### EXERCISE SET
A) From the piece on Bradley Manning, return the passage that begins at the words "In 2010, WikiLeaks, a" and stops after the words "were Reuters journalists.". Copy it word for word.
B) List every country named in the piece on Bradley Manning.
C) According to the piece on Bradley Manning, in what town was Manning born?

### SELECTED EXCERPT
┌──

May 26, 2011

The REAL Hero - Bradley Manning


May 26 marks the anniversary of Bradley Manning’s arrest. Manning, 22, was a soldier suspected of leaking evidence of war crimes by his government. As a result, he was arrested and imprisoned without charges. For months he was held in solitary confinement and tormented by his captors.


But Manning is not a prisoner of Libya, Iran or North Korea. Manning was born in Crescent, just an hour from OU’s Norman campus, and his captor is the United States government.


In 2010, WikiLeaks, a journalistic organization devoted to “exposing oppressive regimes,” began publishing classified U.S. documents leaked by an unknown source. We learned many interesting things about our government from these documents, such as the fact that U.S. tax dollars have been spent on drugs and child prostitutes in Afghanistan and U.S. diplomats were ordered to steal the credit card numbers of UN officials.


The national media didn’t focus on the crimes documented in the leaks, preferring instead to repeat vague accusations that WikiLeaks endangered innocent lives.


Prominent among the leaked material was a video of a 2007 Baghdad airstrike, in which a U.S. helicopter fires into a crowd of men — some armed, some civilians — quickly decimating the crowd.


Two of the civilians were Reuters journalists.
“Oh yeah! Look at those dead bastards,” one U.S. soldier said. However, Reuters journalist Saeed Chmagh survived. He crawled along the pavement, trying to stand up.


A van arrived with two children in the front seat. Unarmed men got out of the van and attempted to rescue the journalist. The helicopter opened fire, killing Chmagh and others. Fortunately, both children survived their injuries.


The US government did all it could to obscure the true nature of the incident. One military spokesperson claimed “no innocent civilians were killed on our part deliberately. We took great pains to prevent that ... I don’t know how the children were hurt.”


Despite its claimed innocence, the Pentagon refused to release footage of the attack to Reuters, or to return the cameras taken from the bodies of its journalists. What really happened wasn’t apparent to the public until the video was leaked.


The Obama administration scrambled to deflect blame, claiming the video was taken out of context — as if any context could justify deliberately shooting defenseless adults and children. Obama and his cronies spoke repeatedly on the “treasonous” leak and how it supposedly endangered innocent lives.

└──

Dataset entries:

┌──

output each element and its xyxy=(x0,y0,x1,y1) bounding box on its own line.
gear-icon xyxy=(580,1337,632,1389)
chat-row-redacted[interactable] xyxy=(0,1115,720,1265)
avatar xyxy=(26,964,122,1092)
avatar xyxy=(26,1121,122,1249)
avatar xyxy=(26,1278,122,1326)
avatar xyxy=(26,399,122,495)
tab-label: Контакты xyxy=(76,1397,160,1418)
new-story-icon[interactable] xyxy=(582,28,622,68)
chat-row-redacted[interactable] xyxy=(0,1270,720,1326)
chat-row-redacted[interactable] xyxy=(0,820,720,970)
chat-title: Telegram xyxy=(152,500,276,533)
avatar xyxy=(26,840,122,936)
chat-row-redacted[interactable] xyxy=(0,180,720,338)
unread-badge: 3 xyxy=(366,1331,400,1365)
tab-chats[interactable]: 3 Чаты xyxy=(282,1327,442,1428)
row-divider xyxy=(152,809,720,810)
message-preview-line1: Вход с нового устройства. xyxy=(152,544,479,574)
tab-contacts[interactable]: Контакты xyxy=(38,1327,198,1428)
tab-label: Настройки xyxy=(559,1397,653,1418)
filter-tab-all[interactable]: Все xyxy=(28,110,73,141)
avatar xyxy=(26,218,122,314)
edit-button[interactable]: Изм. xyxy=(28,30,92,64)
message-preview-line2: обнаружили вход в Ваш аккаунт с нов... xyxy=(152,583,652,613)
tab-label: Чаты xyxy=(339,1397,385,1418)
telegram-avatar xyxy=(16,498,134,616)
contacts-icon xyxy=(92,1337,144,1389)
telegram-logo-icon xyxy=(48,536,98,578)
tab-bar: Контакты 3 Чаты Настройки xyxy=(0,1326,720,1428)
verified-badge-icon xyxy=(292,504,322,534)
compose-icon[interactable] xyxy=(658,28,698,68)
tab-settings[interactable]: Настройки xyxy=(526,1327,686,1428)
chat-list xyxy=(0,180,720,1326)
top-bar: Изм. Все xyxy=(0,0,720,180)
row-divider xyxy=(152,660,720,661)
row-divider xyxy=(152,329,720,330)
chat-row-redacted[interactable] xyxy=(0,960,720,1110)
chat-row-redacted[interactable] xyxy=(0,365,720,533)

└──

### ANSWERS PER TASK
A)
In 2010, WikiLeaks, a journalistic organization devoted to “exposing oppressive regimes,” began publishing classified U.S. documents leaked by an unknown source. We learned many interesting things about our government from these documents, such as the fact that U.S. tax dollars have been spent on drugs and child prostitutes in Afghanistan and U.S. diplomats were ordered to steal the credit card numbers of UN officials.


The national media didn’t focus on the crimes documented in the leaks, preferring instead to repeat vague accusations that WikiLeaks endangered innocent lives.


Prominent among the leaked material was a video of a 2007 Baghdad airstrike, in which a U.S. helicopter fires into a crowd of men — some armed, some civilians — quickly decimating the crowd.


Two of the civilians were Reuters journalists.

B) Libya, Iran, North Korea, the United States, Afghanistan

C) Crescent, an hour from OU's Norman campus.